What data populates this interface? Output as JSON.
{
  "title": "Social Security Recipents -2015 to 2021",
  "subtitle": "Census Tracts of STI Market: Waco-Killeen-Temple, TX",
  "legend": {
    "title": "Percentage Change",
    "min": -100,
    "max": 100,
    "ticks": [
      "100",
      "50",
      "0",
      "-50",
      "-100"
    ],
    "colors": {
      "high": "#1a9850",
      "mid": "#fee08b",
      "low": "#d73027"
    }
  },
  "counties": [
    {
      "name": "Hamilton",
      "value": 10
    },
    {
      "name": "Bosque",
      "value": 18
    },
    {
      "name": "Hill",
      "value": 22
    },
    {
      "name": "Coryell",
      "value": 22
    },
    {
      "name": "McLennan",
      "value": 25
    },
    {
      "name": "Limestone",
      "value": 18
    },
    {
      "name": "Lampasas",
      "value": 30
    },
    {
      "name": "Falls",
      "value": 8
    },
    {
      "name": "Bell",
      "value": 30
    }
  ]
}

==============================

• **Aim**
Copy the data above exactly. Every line must be included.

• **Output for this exercise**
What data populates this interface? Output as JSON.
{
  "title": "Social Security Recipents -2015 to 2021",
  "subtitle": "Census Tracts of STI Market: Waco-Killeen-Temple, TX",
  "legend": {
    "title": "Percentage Change",
    "min": -100,
    "max": 100,
    "ticks": [
      "100",
      "50",
      "0",
      "-50",
      "-100"
    ],
    "colors": {
      "high": "#1a9850",
      "mid": "#fee08b",
      "low": "#d73027"
    }
  },
  "counties": [
    {
      "name": "Hamilton",
      "value": 10
    },
    {
      "name": "Bosque",
      "value": 18
    },
    {
      "name": "Hill",
      "value": 22
    },
    {
      "name": "Coryell",
      "value": 22
    },
    {
      "name": "McLennan",
      "value": 25
    },
    {
      "name": "Limestone",
      "value": 18
    },
    {
      "name": "Lampasas",
      "value": 30
    },
    {
      "name": "Falls",
      "value": 8
    },
    {
      "name": "Bell",
      "value": 30
    }
  ]
}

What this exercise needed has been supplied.